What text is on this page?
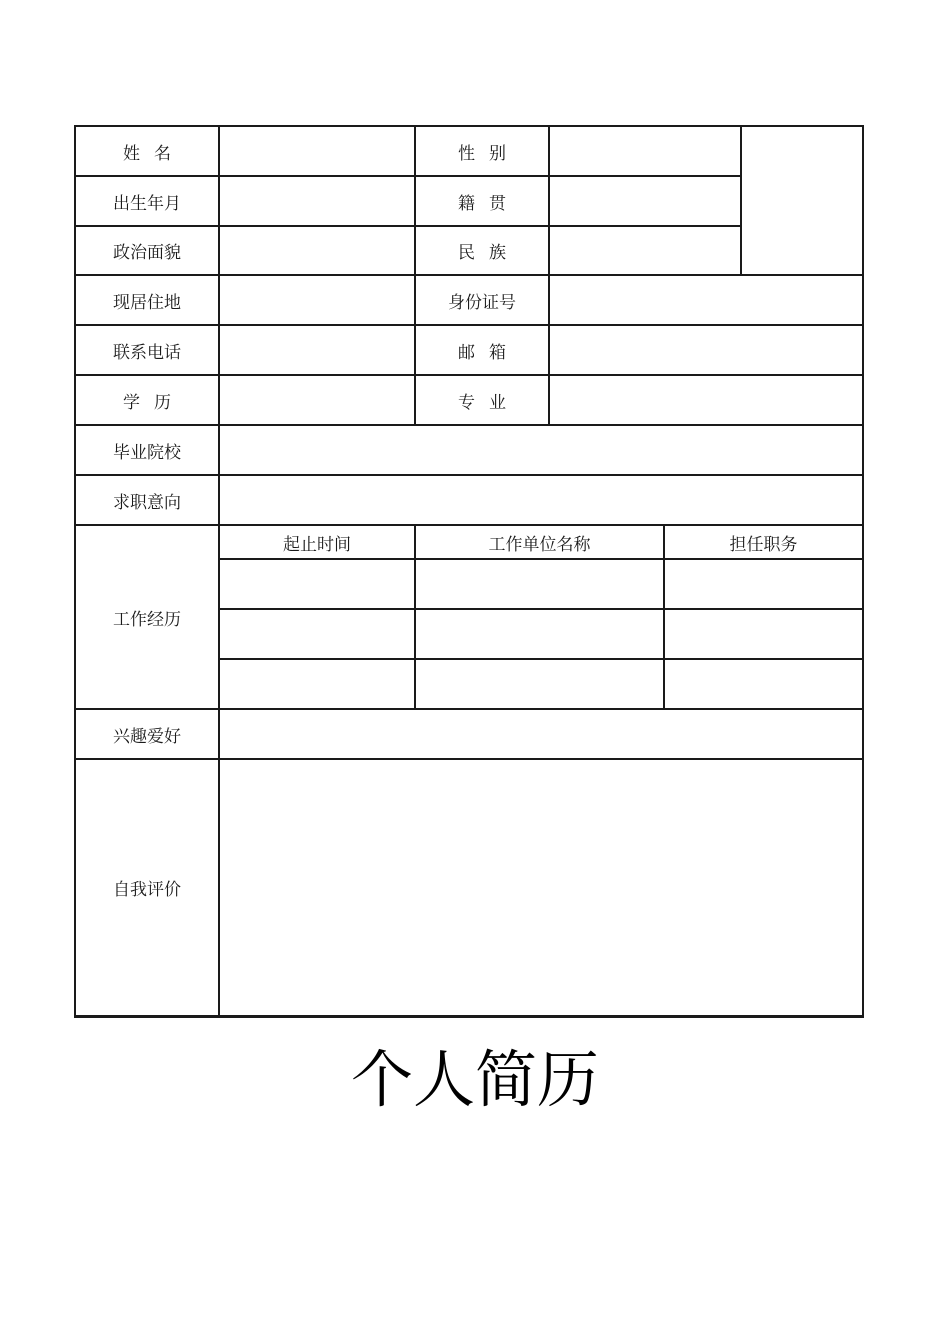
姓名	性别
出生年月	籍贯
政治面貌	民族
现居住地	身份证号
联系电话	邮箱
学历	专业
毕业院校
求职意向
工作经历
起止时间	工作单位名称	担任职务
兴趣爱好
自我评价
个人简历
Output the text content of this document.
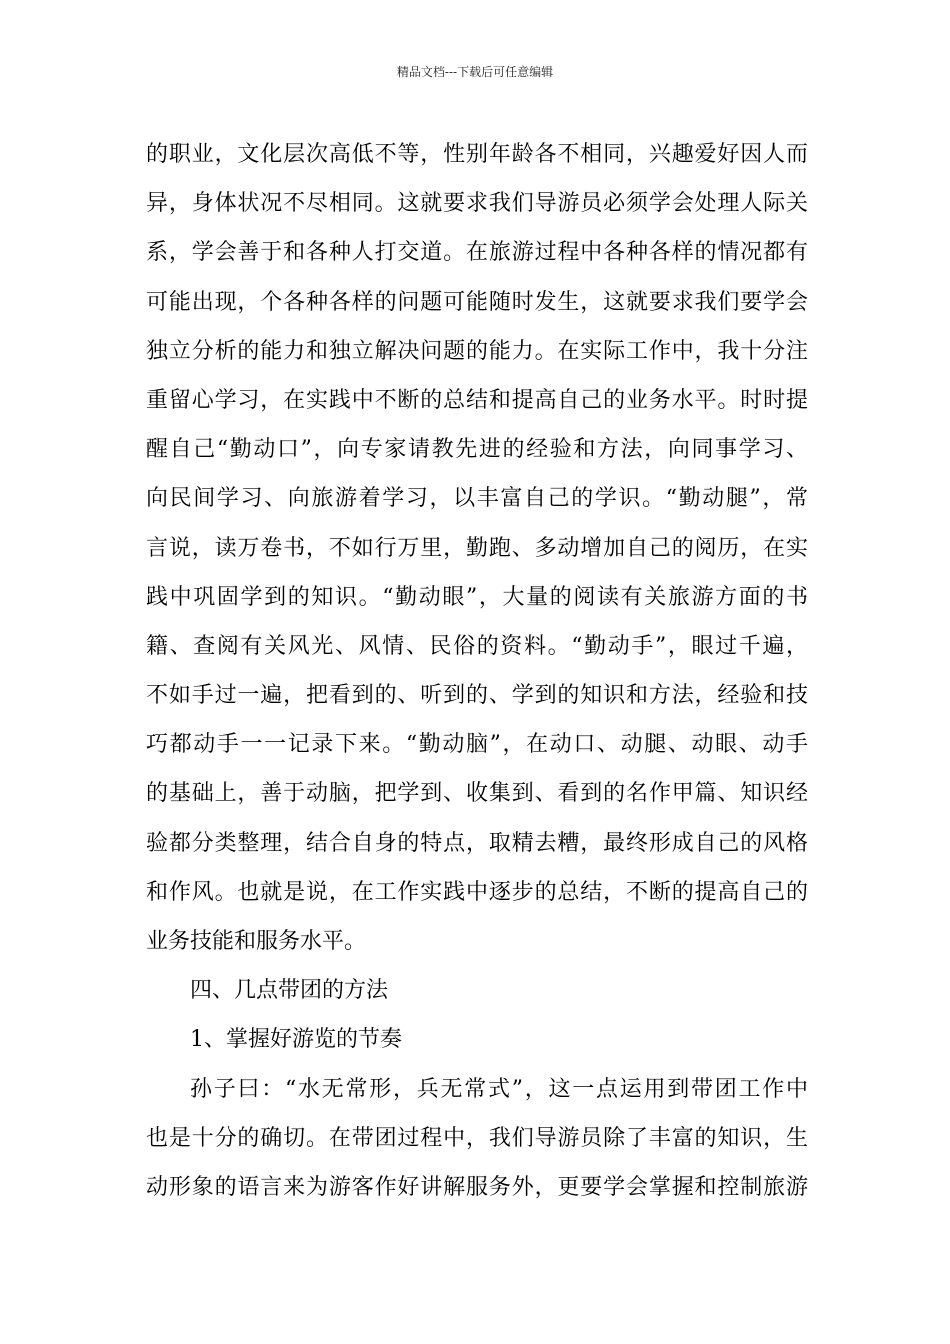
精品文档---下载后可任意编辑
的职业，文化层次高低不等，性别年龄各不相同，兴趣爱好因人而
异，身体状况不尽相同。这就要求我们导游员必须学会处理人际关
系，学会善于和各种人打交道。在旅游过程中各种各样的情况都有
可能出现，个各种各样的问题可能随时发生，这就要求我们要学会
独立分析的能力和独立解决问题的能力。在实际工作中，我十分注
重留心学习，在实践中不断的总结和提高自己的业务水平。时时提
醒自己“勤动口”，向专家请教先进的经验和方法，向同事学习、
向民间学习、向旅游着学习，以丰富自己的学识。“勤动腿”，常
言说，读万卷书，不如行万里，勤跑、多动增加自己的阅历，在实
践中巩固学到的知识。“勤动眼”，大量的阅读有关旅游方面的书
籍、查阅有关风光、风情、民俗的资料。“勤动手”，眼过千遍，
不如手过一遍，把看到的、听到的、学到的知识和方法，经验和技
巧都动手一一记录下来。“勤动脑”，在动口、动腿、动眼、动手
的基础上，善于动脑，把学到、收集到、看到的名作甲篇、知识经
验都分类整理，结合自身的特点，取精去糟，最终形成自己的风格
和作风。也就是说，在工作实践中逐步的总结，不断的提高自己的
业务技能和服务水平。
四、几点带团的方法
1、掌握好游览的节奏
孙子曰：“水无常形，兵无常式”，这一点运用到带团工作中
也是十分的确切。在带团过程中，我们导游员除了丰富的知识，生
动形象的语言来为游客作好讲解服务外，更要学会掌握和控制旅游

> [Stated problem]
Reproduce all the records verbatim, excluding images.

> [Final answer]
What text is on this page?
姓名	性别
出生年月	籍贯
政治面貌	民族
现居住地	身份证号
联系电话	邮箱
学历	专业
毕业院校
求职意向
工作经历
起止时间	工作单位名称	担任职务
兴趣爱好
自我评价
个人简历
Output the text content of this document.
精品文档---下载后可任意编辑
的职业，文化层次高低不等，性别年龄各不相同，兴趣爱好因人而
异，身体状况不尽相同。这就要求我们导游员必须学会处理人际关
系，学会善于和各种人打交道。在旅游过程中各种各样的情况都有
可能出现，个各种各样的问题可能随时发生，这就要求我们要学会
独立分析的能力和独立解决问题的能力。在实际工作中，我十分注
重留心学习，在实践中不断的总结和提高自己的业务水平。时时提
醒自己“勤动口”，向专家请教先进的经验和方法，向同事学习、
向民间学习、向旅游着学习，以丰富自己的学识。“勤动腿”，常
言说，读万卷书，不如行万里，勤跑、多动增加自己的阅历，在实
践中巩固学到的知识。“勤动眼”，大量的阅读有关旅游方面的书
籍、查阅有关风光、风情、民俗的资料。“勤动手”，眼过千遍，
不如手过一遍，把看到的、听到的、学到的知识和方法，经验和技
巧都动手一一记录下来。“勤动脑”，在动口、动腿、动眼、动手
的基础上，善于动脑，把学到、收集到、看到的名作甲篇、知识经
验都分类整理，结合自身的特点，取精去糟，最终形成自己的风格
和作风。也就是说，在工作实践中逐步的总结，不断的提高自己的
业务技能和服务水平。
四、几点带团的方法
1、掌握好游览的节奏
孙子曰：“水无常形，兵无常式”，这一点运用到带团工作中
也是十分的确切。在带团过程中，我们导游员除了丰富的知识，生
动形象的语言来为游客作好讲解服务外，更要学会掌握和控制旅游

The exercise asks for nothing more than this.